**Given data**

———

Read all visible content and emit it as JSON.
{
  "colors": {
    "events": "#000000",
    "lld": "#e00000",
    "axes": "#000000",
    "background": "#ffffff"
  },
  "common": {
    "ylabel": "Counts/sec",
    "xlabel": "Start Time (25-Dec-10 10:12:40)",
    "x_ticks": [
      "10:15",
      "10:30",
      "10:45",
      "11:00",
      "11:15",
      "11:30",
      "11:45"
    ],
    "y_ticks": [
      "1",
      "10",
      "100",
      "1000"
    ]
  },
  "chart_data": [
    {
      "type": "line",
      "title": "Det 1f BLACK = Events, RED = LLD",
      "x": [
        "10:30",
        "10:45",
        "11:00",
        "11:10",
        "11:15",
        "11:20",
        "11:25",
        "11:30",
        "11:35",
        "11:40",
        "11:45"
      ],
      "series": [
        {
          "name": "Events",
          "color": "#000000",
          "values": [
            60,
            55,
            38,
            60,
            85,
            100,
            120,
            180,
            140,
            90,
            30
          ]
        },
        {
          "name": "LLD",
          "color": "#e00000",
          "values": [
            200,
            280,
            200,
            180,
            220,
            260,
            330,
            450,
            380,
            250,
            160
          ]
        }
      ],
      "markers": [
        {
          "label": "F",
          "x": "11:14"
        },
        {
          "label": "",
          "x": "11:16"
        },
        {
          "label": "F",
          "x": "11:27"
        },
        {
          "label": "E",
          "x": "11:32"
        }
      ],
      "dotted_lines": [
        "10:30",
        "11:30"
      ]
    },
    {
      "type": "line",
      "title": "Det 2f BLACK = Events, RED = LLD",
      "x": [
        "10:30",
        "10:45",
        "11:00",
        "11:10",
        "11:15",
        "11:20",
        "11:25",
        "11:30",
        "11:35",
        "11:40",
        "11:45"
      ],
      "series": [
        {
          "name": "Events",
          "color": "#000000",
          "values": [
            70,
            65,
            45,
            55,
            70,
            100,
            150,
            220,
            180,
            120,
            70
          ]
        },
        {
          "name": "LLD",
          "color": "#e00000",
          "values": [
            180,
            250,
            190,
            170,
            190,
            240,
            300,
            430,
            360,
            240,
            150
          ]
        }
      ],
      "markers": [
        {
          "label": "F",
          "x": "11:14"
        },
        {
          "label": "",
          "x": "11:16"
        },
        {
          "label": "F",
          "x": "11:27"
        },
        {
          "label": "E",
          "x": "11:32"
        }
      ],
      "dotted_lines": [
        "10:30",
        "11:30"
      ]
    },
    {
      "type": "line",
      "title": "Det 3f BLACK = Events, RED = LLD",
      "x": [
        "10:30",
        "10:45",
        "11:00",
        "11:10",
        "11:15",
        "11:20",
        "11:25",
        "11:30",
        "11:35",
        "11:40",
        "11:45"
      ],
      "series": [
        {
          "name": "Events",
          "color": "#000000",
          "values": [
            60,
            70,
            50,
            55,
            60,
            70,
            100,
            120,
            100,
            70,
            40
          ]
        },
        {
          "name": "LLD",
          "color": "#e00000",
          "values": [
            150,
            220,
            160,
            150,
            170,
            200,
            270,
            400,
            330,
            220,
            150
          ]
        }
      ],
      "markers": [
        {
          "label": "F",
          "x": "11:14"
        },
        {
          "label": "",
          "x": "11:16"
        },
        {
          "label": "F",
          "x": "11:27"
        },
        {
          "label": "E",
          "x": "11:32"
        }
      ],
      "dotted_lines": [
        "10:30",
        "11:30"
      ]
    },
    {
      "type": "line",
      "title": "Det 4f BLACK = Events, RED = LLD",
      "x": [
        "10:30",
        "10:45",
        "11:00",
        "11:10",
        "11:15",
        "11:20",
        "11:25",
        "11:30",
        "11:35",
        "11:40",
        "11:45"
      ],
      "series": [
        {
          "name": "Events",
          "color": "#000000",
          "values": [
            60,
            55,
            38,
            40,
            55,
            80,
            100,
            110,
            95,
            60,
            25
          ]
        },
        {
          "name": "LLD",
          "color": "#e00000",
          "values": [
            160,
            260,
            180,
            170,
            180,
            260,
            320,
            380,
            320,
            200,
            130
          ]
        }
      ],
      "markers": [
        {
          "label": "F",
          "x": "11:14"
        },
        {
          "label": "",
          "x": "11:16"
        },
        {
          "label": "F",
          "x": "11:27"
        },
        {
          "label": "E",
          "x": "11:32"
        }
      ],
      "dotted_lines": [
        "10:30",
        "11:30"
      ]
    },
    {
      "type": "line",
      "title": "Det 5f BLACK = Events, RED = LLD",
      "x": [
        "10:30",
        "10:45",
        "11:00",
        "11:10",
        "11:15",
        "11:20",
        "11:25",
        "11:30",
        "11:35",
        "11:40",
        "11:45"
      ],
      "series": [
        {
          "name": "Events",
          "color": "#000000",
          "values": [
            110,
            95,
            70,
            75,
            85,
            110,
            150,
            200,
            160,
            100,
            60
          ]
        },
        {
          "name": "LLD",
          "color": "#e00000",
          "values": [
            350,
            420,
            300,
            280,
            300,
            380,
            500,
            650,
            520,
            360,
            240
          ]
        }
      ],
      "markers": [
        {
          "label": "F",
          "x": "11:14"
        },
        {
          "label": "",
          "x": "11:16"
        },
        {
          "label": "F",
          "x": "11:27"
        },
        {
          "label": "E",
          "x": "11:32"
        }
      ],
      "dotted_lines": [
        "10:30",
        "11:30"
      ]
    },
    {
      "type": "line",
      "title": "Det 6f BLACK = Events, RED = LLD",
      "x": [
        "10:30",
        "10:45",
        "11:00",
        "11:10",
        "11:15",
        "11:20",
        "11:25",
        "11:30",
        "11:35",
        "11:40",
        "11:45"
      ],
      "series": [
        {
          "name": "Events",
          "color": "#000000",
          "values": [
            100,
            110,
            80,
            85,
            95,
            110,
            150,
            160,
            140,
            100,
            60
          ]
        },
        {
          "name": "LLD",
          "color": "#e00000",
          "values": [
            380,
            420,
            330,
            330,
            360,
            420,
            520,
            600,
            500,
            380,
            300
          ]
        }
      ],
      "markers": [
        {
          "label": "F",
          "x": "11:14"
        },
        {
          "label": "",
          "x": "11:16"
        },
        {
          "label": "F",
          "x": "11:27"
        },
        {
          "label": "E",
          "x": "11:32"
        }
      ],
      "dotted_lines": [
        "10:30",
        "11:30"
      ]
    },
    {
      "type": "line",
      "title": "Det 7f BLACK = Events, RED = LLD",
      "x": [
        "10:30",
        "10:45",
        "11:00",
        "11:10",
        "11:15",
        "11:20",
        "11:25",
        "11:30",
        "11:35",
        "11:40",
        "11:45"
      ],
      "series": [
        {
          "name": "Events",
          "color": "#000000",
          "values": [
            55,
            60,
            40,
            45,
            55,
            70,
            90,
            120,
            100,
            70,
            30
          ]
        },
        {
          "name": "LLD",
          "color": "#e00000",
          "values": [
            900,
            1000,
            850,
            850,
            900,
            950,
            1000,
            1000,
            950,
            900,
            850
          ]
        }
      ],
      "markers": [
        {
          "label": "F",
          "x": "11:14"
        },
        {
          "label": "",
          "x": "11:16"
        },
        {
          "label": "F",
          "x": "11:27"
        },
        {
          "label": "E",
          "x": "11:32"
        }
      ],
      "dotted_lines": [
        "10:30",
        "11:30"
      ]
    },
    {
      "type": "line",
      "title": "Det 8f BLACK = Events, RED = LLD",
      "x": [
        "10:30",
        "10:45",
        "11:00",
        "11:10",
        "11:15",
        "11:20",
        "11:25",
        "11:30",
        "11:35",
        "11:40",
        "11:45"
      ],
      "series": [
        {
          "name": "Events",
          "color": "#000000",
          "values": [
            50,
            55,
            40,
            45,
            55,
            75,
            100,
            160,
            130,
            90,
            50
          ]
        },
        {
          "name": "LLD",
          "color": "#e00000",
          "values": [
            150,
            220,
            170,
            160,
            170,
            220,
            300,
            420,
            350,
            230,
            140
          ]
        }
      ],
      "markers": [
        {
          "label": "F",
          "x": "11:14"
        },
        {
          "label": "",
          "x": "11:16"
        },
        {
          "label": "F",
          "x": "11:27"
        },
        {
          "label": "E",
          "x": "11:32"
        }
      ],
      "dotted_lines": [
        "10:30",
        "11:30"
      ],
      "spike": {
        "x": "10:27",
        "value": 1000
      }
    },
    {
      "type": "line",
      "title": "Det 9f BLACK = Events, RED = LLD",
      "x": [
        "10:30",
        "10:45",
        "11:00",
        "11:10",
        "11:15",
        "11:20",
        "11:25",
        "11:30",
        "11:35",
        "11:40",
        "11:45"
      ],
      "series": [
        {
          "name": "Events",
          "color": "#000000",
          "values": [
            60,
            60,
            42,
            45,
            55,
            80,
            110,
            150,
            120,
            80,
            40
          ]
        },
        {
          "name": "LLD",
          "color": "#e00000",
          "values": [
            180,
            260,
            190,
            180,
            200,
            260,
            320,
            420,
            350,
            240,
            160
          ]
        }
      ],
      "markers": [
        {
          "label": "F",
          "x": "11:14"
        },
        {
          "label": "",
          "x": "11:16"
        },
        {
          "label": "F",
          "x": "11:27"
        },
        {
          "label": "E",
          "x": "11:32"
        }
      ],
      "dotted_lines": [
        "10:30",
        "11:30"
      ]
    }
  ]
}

———

**Task goal**
Read the data above and count the lines that include "title". Answer only with the count.

**Solution to this problem**
9